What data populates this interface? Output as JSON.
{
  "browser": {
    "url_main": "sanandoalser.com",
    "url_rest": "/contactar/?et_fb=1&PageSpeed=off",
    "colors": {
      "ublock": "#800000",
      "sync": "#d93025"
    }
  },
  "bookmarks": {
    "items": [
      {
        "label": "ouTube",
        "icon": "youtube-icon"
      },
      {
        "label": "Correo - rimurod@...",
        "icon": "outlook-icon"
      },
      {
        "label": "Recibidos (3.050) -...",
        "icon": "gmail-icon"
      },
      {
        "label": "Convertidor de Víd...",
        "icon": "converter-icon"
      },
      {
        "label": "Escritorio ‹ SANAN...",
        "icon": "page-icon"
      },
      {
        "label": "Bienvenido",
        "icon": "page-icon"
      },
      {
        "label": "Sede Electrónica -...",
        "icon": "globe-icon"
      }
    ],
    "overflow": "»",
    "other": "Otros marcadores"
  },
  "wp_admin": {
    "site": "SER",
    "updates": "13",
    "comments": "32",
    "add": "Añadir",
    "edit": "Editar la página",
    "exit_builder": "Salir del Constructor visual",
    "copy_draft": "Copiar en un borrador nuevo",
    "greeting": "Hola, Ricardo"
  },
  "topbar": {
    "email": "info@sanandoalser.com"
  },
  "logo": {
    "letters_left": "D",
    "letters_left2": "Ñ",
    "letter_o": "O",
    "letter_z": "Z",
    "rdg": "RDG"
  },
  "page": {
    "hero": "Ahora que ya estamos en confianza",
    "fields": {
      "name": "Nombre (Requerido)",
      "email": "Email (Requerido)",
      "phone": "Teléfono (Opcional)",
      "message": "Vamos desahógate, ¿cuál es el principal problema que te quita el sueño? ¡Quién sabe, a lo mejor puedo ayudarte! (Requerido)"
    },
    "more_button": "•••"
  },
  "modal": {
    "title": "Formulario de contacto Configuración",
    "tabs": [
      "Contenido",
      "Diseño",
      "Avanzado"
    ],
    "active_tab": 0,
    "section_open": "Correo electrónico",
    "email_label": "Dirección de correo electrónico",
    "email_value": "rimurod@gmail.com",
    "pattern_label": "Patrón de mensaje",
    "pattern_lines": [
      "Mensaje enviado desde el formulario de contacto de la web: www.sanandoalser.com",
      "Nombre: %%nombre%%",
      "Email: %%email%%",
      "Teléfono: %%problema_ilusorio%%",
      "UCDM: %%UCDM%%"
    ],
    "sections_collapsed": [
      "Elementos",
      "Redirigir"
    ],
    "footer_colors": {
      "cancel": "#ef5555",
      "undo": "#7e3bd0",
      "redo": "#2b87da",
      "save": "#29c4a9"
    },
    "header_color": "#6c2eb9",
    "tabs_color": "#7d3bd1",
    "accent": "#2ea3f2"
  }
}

• • • • •

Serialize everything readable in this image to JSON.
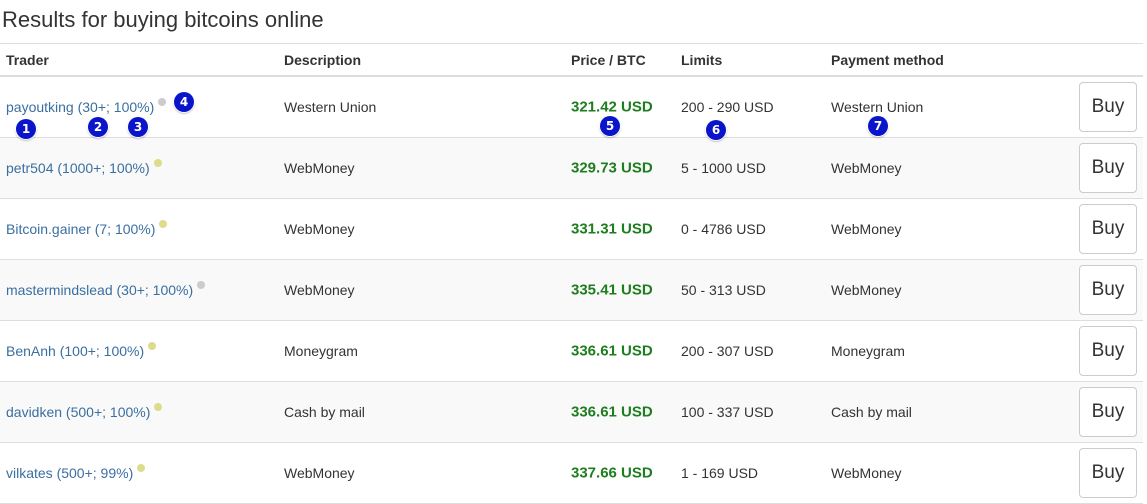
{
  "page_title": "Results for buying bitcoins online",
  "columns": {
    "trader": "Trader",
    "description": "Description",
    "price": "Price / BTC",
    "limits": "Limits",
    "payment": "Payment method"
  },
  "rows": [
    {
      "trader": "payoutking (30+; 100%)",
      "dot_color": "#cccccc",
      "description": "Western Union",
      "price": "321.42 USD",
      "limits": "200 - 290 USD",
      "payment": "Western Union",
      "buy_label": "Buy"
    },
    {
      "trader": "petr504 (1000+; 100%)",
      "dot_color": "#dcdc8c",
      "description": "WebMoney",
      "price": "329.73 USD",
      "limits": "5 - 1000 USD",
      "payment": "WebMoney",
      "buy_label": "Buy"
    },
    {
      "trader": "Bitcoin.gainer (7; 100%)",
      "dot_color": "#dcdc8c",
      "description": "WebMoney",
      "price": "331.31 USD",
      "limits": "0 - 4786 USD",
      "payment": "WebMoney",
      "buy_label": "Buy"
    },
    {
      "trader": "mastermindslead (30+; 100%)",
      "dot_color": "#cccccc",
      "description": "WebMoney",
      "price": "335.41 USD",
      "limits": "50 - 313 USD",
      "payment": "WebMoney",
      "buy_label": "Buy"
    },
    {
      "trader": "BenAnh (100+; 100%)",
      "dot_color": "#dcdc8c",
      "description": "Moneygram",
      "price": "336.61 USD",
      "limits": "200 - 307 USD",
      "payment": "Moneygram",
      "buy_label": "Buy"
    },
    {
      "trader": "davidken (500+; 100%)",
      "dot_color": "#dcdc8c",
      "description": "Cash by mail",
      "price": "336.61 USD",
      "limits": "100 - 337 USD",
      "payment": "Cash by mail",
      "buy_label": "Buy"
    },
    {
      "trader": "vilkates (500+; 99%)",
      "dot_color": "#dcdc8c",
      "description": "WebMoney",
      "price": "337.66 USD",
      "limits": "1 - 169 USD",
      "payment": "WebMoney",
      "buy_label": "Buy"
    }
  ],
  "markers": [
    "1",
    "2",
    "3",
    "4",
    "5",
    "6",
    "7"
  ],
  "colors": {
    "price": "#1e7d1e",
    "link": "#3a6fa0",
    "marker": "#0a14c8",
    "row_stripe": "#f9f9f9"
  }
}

• • • • •

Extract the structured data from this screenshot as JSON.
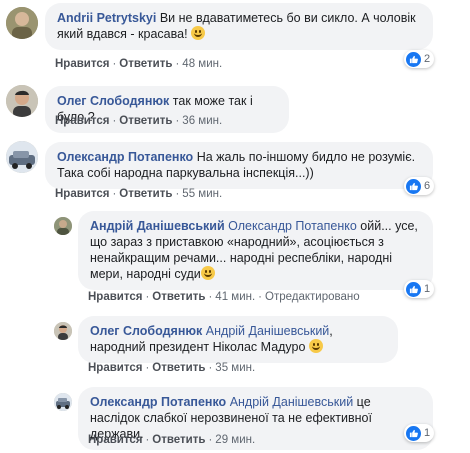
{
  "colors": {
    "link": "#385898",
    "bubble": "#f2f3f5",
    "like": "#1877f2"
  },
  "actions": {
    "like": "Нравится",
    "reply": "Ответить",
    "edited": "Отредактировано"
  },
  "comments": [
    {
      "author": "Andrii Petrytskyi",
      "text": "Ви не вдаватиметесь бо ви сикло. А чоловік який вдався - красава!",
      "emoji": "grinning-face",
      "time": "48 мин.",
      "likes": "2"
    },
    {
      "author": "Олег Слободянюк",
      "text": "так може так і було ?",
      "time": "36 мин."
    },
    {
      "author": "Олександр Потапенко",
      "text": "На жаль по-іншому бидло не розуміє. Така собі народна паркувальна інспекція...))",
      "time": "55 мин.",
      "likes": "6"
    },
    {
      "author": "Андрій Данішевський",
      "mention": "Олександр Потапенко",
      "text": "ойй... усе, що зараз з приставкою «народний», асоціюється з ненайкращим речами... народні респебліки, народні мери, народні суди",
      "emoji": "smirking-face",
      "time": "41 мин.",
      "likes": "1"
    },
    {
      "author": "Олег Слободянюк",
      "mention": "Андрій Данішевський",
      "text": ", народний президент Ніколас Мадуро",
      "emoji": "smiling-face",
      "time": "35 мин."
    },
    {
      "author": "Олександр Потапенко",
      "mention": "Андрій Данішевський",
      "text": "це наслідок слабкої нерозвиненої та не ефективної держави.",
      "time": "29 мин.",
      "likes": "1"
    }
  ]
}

• • • • •

◆ What you need to do: Every line in the data above that contains "time" needs to be copied.

◆ Result of the task:
      "time": "48 мин.",
      "time": "36 мин."
      "time": "55 мин.",
      "time": "41 мин.",
      "time": "35 мин."
      "time": "29 мин.",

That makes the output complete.